**Written exercise**
Print the records below word for word, but leave out the pictures.

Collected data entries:
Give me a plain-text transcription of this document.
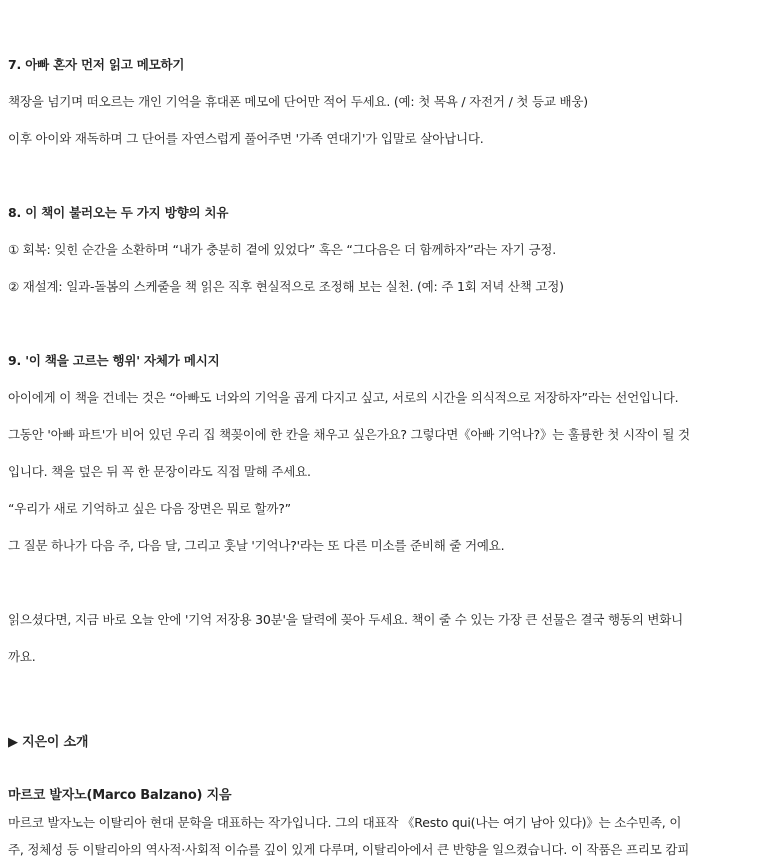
7. 아빠 혼자 먼저 읽고 메모하기
책장을 넘기며 떠오르는 개인 기억을 휴대폰 메모에 단어만 적어 두세요. (예: 첫 목욕 / 자전거 / 첫 등교 배웅)
이후 아이와 재독하며 그 단어를 자연스럽게 풀어주면 '가족 연대기'가 입말로 살아납니다.
8. 이 책이 불러오는 두 가지 방향의 치유
① 회복: 잊힌 순간을 소환하며 “내가 충분히 곁에 있었다” 혹은 “그다음은 더 함께하자”라는 자기 긍정.
② 재설계: 일과-돌봄의 스케줄을 책 읽은 직후 현실적으로 조정해 보는 실천. (예: 주 1회 저녁 산책 고정)
9. '이 책을 고르는 행위' 자체가 메시지
아이에게 이 책을 건네는 것은 “아빠도 너와의 기억을 곱게 다지고 싶고, 서로의 시간을 의식적으로 저장하자”라는 선언입니다.
그동안 '아빠 파트'가 비어 있던 우리 집 책꽂이에 한 칸을 채우고 싶은가요? 그렇다면《아빠 기억나?》는 훌륭한 첫 시작이 될 것
입니다. 책을 덮은 뒤 꼭 한 문장이라도 직접 말해 주세요.
“우리가 새로 기억하고 싶은 다음 장면은 뭐로 할까?”
그 질문 하나가 다음 주, 다음 달, 그리고 훗날 '기억나?'라는 또 다른 미소를 준비해 줄 거예요.
읽으셨다면, 지금 바로 오늘 안에 '기억 저장용 30분'을 달력에 꽂아 두세요. 책이 줄 수 있는 가장 큰 선물은 결국 행동의 변화니
까요.
▶ 지은이 소개
마르코 발자노(Marco Balzano) 지음
마르코 발자노는 이탈리아 현대 문학을 대표하는 작가입니다. 그의 대표작 《Resto qui(나는 여기 남아 있다)》는 소수민족, 이
주, 정체성 등 이탈리아의 역사적·사회적 이슈를 깊이 있게 다루며, 이탈리아에서 큰 반향을 일으켰습니다. 이 작품은 프리모 캄피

**Solution to this task**
Give me a plain-text transcription of this document.
7. 아빠 혼자 먼저 읽고 메모하기
책장을 넘기며 떠오르는 개인 기억을 휴대폰 메모에 단어만 적어 두세요. (예: 첫 목욕 / 자전거 / 첫 등교 배웅)
이후 아이와 재독하며 그 단어를 자연스럽게 풀어주면 '가족 연대기'가 입말로 살아납니다.
8. 이 책이 불러오는 두 가지 방향의 치유
① 회복: 잊힌 순간을 소환하며 “내가 충분히 곁에 있었다” 혹은 “그다음은 더 함께하자”라는 자기 긍정.
② 재설계: 일과-돌봄의 스케줄을 책 읽은 직후 현실적으로 조정해 보는 실천. (예: 주 1회 저녁 산책 고정)
9. '이 책을 고르는 행위' 자체가 메시지
아이에게 이 책을 건네는 것은 “아빠도 너와의 기억을 곱게 다지고 싶고, 서로의 시간을 의식적으로 저장하자”라는 선언입니다.
그동안 '아빠 파트'가 비어 있던 우리 집 책꽂이에 한 칸을 채우고 싶은가요? 그렇다면《아빠 기억나?》는 훌륭한 첫 시작이 될 것
입니다. 책을 덮은 뒤 꼭 한 문장이라도 직접 말해 주세요.
“우리가 새로 기억하고 싶은 다음 장면은 뭐로 할까?”
그 질문 하나가 다음 주, 다음 달, 그리고 훗날 '기억나?'라는 또 다른 미소를 준비해 줄 거예요.
읽으셨다면, 지금 바로 오늘 안에 '기억 저장용 30분'을 달력에 꽂아 두세요. 책이 줄 수 있는 가장 큰 선물은 결국 행동의 변화니
까요.
▶ 지은이 소개
마르코 발자노(Marco Balzano) 지음
마르코 발자노는 이탈리아 현대 문학을 대표하는 작가입니다. 그의 대표작 《Resto qui(나는 여기 남아 있다)》는 소수민족, 이
주, 정체성 등 이탈리아의 역사적·사회적 이슈를 깊이 있게 다루며, 이탈리아에서 큰 반향을 일으켰습니다. 이 작품은 프리모 캄피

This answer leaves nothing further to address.